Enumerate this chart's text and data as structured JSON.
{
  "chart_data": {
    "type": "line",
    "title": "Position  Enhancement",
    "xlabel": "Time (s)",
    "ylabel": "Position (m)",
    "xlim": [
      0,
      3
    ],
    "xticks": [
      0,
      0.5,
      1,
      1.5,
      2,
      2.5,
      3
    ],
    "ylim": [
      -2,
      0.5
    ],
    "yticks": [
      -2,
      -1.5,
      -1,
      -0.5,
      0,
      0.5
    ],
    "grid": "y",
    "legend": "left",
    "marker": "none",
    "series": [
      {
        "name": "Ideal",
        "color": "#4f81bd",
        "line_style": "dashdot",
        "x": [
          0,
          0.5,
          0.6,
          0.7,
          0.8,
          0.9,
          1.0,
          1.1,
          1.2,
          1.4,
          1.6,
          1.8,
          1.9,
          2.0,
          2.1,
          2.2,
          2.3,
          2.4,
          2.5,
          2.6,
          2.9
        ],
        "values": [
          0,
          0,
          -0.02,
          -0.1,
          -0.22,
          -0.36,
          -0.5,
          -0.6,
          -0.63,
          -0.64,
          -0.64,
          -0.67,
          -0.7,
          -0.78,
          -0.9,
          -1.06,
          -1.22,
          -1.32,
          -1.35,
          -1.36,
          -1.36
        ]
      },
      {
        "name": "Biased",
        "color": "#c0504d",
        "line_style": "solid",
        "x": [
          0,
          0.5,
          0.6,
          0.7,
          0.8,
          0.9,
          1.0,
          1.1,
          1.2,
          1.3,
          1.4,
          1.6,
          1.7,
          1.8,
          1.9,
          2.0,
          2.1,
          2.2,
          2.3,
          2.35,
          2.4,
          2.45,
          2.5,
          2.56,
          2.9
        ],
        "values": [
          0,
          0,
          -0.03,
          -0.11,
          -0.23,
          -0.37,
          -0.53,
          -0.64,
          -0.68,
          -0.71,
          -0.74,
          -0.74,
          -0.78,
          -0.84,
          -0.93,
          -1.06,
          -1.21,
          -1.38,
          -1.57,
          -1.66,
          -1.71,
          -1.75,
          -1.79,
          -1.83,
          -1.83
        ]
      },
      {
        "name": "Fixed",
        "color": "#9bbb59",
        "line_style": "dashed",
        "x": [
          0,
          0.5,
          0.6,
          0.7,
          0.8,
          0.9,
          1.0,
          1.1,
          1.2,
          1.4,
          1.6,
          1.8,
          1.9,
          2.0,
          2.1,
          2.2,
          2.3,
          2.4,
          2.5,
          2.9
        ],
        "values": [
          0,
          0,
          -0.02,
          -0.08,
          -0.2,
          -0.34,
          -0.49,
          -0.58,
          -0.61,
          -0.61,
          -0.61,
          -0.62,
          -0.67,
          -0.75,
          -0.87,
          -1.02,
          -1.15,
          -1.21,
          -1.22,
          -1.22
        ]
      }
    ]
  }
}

_ _ _ _ _

Track down every line with the word "Position" and copy it.

    "title": "Position  Enhancement",
    "ylabel": "Position (m)",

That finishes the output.